Part of a data file:

·····

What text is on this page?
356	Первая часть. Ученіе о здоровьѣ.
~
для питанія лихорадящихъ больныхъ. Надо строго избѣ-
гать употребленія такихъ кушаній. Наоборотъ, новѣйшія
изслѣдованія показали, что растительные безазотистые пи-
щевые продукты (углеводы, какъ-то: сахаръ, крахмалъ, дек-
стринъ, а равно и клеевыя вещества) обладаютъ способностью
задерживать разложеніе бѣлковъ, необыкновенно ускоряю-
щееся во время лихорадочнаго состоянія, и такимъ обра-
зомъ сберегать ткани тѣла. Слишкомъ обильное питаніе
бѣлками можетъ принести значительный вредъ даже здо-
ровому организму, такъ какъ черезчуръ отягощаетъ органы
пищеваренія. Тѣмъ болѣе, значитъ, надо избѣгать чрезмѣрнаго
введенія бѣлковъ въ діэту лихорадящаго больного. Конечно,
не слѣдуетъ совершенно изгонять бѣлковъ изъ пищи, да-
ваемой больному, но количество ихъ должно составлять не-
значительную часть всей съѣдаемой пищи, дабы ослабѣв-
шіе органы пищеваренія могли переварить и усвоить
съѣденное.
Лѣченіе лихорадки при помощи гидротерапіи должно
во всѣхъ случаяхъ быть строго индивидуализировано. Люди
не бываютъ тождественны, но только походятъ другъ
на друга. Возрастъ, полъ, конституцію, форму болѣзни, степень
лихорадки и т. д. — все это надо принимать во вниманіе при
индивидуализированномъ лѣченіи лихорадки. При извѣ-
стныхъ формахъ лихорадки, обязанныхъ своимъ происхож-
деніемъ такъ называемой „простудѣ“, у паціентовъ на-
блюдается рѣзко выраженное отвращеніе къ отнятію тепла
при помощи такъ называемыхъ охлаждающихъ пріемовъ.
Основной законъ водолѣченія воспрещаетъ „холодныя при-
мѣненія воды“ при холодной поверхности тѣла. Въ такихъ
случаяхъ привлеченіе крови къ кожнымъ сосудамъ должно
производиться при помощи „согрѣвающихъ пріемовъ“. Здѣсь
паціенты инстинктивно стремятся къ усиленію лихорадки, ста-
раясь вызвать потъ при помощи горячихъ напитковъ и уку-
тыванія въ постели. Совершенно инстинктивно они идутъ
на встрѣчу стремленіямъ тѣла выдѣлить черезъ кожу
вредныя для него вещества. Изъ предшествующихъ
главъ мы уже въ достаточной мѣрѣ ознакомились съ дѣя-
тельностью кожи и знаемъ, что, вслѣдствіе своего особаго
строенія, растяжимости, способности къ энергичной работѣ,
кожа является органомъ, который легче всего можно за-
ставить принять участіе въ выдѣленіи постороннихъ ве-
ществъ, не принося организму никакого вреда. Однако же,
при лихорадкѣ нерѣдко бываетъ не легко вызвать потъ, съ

·····

Task: Copy down every line of the entries containing the word "какъ".

The output:
щевые продукты (углеводы, какъ-то: сахаръ, крахмалъ, дек-
ровому организму, такъ какъ черезчуръ отягощаетъ органы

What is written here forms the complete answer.